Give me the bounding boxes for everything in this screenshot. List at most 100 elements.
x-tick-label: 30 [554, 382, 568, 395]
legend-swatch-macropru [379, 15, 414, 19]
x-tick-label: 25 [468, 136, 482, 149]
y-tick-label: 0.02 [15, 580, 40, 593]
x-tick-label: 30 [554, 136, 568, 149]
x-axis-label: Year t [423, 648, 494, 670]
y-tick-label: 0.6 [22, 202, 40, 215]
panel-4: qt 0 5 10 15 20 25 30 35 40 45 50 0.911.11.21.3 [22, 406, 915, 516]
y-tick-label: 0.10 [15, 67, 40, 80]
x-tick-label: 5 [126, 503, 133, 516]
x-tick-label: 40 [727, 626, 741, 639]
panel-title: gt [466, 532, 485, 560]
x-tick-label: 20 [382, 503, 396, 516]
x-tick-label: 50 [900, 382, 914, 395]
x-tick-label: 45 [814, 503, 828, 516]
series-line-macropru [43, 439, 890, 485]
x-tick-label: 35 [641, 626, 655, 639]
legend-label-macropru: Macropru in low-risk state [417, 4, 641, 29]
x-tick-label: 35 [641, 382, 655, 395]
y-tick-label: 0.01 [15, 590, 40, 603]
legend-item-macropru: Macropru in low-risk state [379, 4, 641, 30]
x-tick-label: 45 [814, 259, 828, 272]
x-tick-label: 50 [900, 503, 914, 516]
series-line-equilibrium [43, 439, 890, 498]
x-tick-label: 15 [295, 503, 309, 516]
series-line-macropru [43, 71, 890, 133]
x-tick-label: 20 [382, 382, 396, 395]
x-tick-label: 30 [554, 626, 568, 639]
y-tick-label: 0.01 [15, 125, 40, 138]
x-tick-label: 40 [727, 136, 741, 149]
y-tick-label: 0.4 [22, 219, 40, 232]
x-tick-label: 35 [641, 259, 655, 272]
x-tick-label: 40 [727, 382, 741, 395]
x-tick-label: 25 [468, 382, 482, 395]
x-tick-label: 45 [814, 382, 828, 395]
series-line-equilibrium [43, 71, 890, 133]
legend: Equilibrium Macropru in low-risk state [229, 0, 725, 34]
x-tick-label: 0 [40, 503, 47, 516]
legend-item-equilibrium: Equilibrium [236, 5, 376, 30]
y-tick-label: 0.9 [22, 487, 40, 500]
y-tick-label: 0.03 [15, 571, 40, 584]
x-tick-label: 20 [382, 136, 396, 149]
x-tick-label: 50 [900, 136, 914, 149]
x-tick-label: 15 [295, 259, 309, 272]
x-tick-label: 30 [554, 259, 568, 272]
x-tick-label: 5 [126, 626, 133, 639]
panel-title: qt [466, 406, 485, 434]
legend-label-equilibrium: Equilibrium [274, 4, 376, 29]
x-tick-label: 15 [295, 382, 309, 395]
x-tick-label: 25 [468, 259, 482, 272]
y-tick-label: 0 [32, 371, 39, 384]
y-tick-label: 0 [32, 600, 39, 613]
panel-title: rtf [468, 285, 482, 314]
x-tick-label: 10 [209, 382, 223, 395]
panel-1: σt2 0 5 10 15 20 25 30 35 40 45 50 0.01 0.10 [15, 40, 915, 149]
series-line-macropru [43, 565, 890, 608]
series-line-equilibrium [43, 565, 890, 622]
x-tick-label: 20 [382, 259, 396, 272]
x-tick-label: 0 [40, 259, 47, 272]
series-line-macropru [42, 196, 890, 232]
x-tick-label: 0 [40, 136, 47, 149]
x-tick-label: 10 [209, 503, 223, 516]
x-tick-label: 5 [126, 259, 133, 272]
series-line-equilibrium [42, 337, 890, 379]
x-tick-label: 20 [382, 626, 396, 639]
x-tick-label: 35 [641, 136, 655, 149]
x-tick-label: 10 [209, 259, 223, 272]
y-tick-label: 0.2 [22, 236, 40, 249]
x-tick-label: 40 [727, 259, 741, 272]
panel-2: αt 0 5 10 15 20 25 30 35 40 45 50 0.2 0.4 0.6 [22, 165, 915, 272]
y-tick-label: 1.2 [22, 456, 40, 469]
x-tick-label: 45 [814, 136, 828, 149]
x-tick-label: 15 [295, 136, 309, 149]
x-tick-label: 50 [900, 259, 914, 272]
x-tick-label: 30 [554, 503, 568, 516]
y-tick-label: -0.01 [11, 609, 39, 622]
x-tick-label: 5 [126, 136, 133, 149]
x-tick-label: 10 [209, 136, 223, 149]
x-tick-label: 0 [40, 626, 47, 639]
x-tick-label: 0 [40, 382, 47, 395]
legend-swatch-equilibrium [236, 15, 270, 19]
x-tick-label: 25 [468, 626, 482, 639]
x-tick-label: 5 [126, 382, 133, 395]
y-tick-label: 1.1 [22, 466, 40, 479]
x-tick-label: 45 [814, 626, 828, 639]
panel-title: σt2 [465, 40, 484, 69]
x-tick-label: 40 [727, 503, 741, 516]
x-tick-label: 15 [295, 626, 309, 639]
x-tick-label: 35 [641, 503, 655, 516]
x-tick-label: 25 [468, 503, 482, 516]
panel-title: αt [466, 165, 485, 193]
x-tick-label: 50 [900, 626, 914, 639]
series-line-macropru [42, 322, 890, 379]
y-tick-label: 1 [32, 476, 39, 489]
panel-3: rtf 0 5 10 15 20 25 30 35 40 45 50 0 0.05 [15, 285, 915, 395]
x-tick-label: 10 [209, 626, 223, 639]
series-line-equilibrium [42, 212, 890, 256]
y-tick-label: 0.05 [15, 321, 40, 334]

****

Objective: Write out the material again from the start down to the line containing "y-tick-label: 0.01 [15, 125, 40, 138]", swapping "low-risk" for "high-risk" and leaving everything else unchanged.

Complete response:
Give me the bounding boxes for everything in this screenshot. List at most 100 elements.
x-tick-label: 30 [554, 382, 568, 395]
legend-swatch-macropru [379, 15, 414, 19]
x-tick-label: 25 [468, 136, 482, 149]
y-tick-label: 0.02 [15, 580, 40, 593]
x-tick-label: 30 [554, 136, 568, 149]
x-axis-label: Year t [423, 648, 494, 670]
y-tick-label: 0.6 [22, 202, 40, 215]
panel-4: qt 0 5 10 15 20 25 30 35 40 45 50 0.911.11.21.3 [22, 406, 915, 516]
y-tick-label: 0.10 [15, 67, 40, 80]
x-tick-label: 5 [126, 503, 133, 516]
x-tick-label: 40 [727, 626, 741, 639]
panel-title: gt [466, 532, 485, 560]
x-tick-label: 20 [382, 503, 396, 516]
x-tick-label: 50 [900, 382, 914, 395]
x-tick-label: 45 [814, 503, 828, 516]
series-line-macropru [43, 439, 890, 485]
x-tick-label: 35 [641, 626, 655, 639]
legend-label-macropru: Macropru in high-risk state [417, 4, 641, 29]
x-tick-label: 35 [641, 382, 655, 395]
y-tick-label: 0.01 [15, 590, 40, 603]
legend-item-macropru: Macropru in high-risk state [379, 4, 641, 30]
x-tick-label: 45 [814, 259, 828, 272]
x-tick-label: 50 [900, 503, 914, 516]
series-line-equilibrium [43, 439, 890, 498]
x-tick-label: 15 [295, 503, 309, 516]
series-line-macropru [43, 71, 890, 133]
x-tick-label: 20 [382, 382, 396, 395]
x-tick-label: 30 [554, 626, 568, 639]
y-tick-label: 0.01 [15, 125, 40, 138]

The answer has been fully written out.